Records supplied ▸
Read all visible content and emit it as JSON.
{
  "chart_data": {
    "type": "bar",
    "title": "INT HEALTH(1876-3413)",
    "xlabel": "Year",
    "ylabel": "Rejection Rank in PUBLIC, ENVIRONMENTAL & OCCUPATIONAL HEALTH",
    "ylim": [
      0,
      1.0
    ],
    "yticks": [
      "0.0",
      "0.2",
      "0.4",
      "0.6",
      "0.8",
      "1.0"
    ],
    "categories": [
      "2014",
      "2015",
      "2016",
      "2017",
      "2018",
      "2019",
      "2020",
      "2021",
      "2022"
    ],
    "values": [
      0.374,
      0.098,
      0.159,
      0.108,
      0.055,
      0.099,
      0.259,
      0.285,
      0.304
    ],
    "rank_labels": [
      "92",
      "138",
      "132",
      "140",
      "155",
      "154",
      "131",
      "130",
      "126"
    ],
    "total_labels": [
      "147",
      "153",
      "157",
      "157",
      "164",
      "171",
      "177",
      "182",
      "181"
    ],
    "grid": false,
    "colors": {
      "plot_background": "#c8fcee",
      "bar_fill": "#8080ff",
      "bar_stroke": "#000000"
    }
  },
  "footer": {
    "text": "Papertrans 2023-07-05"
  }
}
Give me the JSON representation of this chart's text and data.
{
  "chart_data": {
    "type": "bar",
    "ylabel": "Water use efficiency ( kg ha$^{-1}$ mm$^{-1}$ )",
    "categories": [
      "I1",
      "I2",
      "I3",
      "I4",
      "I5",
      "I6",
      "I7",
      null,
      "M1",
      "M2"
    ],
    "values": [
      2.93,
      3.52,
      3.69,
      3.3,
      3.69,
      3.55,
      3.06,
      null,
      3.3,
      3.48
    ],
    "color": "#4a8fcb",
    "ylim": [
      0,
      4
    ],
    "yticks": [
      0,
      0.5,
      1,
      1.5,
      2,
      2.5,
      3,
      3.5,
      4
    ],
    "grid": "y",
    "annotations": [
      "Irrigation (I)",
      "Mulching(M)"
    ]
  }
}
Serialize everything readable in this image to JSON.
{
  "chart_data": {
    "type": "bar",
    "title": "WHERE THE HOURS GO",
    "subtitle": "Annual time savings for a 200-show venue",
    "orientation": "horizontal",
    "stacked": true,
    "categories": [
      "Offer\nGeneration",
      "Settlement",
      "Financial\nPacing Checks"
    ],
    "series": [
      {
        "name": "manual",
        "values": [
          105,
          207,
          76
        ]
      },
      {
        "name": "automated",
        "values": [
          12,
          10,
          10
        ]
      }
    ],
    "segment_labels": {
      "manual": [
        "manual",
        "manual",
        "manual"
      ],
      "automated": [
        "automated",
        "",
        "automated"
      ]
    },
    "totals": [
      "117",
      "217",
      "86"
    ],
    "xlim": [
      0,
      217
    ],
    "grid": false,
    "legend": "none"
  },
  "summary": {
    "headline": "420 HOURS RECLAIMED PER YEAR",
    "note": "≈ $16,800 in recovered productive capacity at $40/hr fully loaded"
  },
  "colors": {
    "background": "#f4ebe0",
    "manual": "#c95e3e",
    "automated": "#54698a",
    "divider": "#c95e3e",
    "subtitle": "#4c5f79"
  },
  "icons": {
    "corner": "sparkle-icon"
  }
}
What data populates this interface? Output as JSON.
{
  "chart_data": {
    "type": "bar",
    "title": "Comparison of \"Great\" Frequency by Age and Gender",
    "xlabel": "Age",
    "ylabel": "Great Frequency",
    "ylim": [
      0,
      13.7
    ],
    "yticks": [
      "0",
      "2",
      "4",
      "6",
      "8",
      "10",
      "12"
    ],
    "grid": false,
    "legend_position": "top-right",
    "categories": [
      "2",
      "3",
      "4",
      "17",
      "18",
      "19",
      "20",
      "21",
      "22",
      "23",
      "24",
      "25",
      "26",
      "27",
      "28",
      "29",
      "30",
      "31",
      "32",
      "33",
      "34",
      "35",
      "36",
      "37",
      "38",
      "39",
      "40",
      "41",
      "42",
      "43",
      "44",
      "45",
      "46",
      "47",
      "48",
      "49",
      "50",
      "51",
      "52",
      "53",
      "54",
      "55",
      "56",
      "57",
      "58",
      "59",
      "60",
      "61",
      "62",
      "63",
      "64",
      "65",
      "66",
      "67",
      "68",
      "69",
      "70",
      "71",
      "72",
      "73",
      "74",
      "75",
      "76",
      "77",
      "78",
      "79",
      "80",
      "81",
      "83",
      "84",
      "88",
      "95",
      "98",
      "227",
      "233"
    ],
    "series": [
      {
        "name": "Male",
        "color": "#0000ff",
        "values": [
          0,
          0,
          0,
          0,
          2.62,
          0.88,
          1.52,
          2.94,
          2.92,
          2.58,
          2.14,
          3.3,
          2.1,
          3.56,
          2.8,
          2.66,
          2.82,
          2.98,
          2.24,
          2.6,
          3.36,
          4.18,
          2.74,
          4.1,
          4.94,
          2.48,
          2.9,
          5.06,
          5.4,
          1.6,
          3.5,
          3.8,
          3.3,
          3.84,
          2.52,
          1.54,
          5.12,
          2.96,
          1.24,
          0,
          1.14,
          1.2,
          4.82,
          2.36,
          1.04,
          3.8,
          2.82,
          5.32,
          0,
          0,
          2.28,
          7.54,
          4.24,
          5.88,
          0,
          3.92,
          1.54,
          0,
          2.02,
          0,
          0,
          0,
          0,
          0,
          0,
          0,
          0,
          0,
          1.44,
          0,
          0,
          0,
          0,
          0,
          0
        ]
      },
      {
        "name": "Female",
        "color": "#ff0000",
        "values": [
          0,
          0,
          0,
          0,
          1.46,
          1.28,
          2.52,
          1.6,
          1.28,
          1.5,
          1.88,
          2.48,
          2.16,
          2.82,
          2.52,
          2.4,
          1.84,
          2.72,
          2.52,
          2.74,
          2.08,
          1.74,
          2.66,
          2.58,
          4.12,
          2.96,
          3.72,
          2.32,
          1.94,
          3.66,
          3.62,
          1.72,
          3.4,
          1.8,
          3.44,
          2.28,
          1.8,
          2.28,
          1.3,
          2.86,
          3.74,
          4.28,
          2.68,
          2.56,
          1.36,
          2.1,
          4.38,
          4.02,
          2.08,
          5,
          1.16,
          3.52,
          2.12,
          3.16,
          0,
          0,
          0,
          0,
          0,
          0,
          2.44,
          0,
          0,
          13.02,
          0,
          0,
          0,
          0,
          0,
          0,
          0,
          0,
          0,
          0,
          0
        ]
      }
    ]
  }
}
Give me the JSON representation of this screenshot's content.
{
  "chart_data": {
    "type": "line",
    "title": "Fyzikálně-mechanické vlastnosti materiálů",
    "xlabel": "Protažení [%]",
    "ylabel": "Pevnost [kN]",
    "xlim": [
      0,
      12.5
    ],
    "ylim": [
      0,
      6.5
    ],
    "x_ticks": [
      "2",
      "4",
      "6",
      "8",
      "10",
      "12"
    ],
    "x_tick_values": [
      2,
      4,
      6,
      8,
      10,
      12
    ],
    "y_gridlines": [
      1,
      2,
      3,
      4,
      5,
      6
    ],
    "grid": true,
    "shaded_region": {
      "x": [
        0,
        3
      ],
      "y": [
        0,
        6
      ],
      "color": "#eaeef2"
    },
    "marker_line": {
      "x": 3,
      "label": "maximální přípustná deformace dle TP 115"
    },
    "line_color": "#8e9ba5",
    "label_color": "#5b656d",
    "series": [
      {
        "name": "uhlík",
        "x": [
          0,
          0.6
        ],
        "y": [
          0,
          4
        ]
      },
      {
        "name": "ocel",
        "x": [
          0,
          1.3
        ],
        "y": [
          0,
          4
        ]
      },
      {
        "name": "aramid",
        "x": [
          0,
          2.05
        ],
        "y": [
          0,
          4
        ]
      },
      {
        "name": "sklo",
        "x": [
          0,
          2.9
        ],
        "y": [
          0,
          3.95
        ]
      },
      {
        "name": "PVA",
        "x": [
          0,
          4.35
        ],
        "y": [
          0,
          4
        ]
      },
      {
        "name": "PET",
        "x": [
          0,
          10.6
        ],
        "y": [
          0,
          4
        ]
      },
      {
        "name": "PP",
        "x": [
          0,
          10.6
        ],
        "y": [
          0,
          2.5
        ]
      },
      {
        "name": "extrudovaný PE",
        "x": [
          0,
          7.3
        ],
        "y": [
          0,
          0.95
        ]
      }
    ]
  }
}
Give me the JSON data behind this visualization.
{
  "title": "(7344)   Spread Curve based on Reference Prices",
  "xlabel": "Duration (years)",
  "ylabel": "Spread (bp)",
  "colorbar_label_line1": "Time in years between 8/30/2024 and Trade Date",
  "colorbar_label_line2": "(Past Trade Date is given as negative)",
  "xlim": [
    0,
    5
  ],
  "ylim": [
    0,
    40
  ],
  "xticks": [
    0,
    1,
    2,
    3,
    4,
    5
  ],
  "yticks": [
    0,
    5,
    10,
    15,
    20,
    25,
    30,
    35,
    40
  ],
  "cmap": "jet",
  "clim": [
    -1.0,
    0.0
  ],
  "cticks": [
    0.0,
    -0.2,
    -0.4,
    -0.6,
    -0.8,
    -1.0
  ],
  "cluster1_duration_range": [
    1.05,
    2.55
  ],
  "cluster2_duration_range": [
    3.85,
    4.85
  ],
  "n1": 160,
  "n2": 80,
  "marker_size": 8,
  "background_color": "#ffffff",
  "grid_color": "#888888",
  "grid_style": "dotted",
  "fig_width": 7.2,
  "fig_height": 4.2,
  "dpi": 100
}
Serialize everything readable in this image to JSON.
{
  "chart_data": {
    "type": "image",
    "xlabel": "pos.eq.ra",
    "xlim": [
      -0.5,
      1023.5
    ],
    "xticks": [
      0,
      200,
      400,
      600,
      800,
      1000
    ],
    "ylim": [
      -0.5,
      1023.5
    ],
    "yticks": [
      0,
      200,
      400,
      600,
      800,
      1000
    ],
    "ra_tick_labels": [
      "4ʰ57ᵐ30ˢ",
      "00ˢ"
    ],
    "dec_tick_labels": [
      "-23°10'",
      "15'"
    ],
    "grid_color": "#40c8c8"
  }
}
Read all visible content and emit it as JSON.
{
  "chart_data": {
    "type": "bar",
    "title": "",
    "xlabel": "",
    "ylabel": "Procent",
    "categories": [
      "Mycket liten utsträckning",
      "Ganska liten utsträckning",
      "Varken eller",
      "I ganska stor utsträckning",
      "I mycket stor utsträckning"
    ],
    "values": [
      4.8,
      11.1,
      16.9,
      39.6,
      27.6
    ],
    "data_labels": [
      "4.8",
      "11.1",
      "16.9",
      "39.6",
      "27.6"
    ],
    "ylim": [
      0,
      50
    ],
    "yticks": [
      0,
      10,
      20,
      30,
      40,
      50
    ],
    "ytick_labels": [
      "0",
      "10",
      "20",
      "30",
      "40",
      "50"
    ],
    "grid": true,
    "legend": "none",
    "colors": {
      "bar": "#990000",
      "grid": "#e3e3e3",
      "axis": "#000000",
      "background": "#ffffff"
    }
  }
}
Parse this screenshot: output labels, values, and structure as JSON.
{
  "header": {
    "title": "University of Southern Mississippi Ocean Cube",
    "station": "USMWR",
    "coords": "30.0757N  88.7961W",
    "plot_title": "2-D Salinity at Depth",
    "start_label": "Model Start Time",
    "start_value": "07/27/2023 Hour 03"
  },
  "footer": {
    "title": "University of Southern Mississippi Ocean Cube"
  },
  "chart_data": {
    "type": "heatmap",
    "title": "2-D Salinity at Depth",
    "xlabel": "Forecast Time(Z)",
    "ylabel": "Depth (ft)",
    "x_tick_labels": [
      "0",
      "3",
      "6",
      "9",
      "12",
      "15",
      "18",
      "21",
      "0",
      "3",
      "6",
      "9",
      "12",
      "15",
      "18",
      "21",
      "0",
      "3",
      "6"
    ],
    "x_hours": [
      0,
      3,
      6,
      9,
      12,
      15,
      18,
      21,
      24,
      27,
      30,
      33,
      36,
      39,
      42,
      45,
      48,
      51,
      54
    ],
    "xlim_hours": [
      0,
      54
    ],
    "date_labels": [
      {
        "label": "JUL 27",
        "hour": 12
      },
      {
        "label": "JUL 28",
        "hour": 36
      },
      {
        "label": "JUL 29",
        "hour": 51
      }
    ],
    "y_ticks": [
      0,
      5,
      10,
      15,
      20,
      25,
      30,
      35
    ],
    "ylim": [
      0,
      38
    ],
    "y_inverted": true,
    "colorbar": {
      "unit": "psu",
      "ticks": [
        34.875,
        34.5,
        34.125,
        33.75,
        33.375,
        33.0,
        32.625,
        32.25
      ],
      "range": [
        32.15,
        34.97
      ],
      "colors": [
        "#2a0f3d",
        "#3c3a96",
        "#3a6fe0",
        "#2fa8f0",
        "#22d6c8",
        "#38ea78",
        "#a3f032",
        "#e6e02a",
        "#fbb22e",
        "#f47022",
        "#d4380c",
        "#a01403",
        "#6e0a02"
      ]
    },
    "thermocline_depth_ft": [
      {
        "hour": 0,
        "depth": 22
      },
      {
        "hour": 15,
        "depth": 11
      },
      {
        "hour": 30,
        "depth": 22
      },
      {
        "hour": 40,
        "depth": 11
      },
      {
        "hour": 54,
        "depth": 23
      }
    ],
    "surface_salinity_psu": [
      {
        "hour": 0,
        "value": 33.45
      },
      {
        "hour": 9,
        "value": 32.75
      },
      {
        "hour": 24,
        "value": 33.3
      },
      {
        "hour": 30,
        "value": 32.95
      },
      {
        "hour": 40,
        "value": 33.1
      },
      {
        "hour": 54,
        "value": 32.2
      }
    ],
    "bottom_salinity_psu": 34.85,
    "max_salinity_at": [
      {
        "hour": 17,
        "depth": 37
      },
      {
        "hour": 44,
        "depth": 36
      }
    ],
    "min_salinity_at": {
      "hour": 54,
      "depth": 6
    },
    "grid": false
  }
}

What to do ▸
Tally up the lines holding the word "representation" in the data above, and answer with that figure only.

Solution to this problem ▸
2